◆ **PROBLEM STATEMENT**:
Report how many lines of the listing below include the word "dùng". Give nothing but the number.

Stored data
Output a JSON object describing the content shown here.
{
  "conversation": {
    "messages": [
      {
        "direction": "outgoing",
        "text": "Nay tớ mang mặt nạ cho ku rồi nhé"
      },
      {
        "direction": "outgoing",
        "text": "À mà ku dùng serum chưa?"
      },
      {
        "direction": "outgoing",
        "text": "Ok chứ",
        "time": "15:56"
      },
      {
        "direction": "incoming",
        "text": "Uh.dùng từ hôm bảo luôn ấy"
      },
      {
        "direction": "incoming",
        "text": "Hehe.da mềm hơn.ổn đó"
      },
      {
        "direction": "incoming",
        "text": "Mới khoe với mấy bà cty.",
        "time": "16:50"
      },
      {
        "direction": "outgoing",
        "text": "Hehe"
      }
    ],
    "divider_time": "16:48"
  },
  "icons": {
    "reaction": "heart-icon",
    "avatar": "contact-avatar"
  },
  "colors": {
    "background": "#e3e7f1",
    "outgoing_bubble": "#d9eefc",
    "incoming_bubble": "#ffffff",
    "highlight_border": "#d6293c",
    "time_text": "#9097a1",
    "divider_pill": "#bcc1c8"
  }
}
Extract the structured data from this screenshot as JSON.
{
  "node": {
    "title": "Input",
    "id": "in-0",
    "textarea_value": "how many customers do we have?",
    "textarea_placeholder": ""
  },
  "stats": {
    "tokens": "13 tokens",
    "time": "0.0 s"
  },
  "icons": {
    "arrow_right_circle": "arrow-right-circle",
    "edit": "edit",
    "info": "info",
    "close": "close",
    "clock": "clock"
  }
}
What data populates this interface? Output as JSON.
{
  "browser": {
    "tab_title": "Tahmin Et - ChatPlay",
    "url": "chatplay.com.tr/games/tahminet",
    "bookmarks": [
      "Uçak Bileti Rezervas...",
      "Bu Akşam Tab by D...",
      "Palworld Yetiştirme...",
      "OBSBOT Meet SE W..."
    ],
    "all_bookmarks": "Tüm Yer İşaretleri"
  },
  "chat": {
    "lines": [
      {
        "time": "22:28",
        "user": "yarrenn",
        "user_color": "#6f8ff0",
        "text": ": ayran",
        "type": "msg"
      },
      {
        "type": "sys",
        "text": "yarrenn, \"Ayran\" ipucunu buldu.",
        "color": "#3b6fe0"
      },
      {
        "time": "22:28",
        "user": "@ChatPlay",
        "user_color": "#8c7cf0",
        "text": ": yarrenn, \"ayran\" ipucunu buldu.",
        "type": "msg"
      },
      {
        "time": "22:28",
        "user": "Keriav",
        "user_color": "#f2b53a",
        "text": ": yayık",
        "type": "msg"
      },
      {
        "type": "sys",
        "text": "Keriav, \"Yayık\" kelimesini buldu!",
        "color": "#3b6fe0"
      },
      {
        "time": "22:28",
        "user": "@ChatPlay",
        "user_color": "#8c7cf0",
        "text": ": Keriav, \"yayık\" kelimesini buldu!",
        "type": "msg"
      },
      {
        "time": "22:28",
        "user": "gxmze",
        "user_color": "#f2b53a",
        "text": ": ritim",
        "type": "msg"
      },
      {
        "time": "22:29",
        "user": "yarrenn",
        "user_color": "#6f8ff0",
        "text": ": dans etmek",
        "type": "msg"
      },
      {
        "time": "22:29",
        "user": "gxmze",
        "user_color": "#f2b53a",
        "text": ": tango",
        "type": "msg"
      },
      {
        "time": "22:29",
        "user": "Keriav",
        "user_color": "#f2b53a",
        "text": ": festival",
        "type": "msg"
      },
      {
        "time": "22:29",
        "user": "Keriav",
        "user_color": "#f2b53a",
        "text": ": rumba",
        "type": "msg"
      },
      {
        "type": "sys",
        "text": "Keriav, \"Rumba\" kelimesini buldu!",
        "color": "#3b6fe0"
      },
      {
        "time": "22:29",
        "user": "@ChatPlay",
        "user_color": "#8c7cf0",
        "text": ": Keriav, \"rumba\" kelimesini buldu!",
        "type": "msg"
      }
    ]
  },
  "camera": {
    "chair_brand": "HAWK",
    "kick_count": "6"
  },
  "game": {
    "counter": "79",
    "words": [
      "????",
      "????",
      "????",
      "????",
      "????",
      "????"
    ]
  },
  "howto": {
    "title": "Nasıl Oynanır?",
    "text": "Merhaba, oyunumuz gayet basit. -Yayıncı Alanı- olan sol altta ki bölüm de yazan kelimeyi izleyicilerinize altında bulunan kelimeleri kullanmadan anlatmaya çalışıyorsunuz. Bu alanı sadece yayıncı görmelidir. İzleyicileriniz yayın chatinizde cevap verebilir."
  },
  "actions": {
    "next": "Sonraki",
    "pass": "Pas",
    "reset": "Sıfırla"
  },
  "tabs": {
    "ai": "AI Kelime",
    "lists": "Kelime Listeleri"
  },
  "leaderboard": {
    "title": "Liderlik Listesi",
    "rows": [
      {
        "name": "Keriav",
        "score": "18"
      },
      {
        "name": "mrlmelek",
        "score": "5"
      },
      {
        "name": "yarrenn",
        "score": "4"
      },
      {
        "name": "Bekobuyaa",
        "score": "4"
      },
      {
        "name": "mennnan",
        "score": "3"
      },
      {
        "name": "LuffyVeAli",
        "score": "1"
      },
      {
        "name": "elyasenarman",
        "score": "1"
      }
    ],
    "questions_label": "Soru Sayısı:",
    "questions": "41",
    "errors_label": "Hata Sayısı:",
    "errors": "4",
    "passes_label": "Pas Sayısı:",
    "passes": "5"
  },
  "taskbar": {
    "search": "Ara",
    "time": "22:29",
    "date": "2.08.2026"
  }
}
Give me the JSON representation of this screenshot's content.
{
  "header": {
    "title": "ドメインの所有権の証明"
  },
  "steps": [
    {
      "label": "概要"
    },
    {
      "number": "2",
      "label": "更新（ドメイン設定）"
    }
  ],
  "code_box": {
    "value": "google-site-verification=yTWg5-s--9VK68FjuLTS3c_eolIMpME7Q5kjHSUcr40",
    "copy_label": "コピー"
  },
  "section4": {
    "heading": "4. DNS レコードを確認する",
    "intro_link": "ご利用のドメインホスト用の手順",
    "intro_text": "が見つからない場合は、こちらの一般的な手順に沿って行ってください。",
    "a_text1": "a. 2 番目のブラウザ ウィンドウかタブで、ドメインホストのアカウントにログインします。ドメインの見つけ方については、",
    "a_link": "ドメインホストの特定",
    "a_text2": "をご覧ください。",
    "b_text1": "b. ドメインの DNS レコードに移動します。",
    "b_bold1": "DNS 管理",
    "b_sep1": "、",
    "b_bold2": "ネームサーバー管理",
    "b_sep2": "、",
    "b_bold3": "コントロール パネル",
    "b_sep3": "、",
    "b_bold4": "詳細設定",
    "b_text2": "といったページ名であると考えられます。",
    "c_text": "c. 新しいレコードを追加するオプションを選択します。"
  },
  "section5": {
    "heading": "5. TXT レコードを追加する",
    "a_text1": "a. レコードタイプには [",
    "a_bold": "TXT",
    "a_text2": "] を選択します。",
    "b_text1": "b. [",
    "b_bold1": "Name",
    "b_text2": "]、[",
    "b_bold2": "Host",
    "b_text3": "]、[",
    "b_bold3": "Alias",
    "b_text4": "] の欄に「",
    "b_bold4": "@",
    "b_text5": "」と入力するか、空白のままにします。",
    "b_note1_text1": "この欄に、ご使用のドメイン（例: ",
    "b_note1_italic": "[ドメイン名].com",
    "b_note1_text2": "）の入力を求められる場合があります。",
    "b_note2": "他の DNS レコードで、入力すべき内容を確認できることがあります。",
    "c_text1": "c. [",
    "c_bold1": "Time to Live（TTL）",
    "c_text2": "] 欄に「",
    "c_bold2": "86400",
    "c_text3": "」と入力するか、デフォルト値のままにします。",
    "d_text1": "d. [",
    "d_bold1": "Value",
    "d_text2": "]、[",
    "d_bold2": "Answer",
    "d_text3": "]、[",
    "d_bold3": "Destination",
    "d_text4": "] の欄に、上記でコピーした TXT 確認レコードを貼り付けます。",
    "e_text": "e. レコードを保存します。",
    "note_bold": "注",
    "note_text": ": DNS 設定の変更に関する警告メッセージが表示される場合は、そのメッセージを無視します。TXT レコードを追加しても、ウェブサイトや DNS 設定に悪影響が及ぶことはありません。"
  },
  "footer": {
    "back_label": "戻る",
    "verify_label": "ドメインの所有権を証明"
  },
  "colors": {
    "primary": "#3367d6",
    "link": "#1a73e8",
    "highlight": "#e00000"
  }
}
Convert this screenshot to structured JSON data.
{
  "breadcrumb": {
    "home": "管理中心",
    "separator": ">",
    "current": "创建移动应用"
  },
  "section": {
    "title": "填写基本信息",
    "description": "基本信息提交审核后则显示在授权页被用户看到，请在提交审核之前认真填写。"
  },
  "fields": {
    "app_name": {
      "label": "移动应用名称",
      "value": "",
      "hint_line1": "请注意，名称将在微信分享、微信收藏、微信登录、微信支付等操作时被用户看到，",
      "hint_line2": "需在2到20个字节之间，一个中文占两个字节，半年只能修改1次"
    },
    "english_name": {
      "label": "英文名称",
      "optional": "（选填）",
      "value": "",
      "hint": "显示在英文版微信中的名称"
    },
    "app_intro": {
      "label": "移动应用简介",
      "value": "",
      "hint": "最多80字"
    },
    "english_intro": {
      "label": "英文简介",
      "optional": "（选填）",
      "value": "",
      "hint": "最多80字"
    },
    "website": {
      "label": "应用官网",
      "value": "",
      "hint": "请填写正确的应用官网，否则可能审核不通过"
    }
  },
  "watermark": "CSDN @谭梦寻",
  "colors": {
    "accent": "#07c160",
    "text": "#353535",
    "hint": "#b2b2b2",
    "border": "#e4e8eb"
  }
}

◆ **EXERCISE OUTPUT**:
2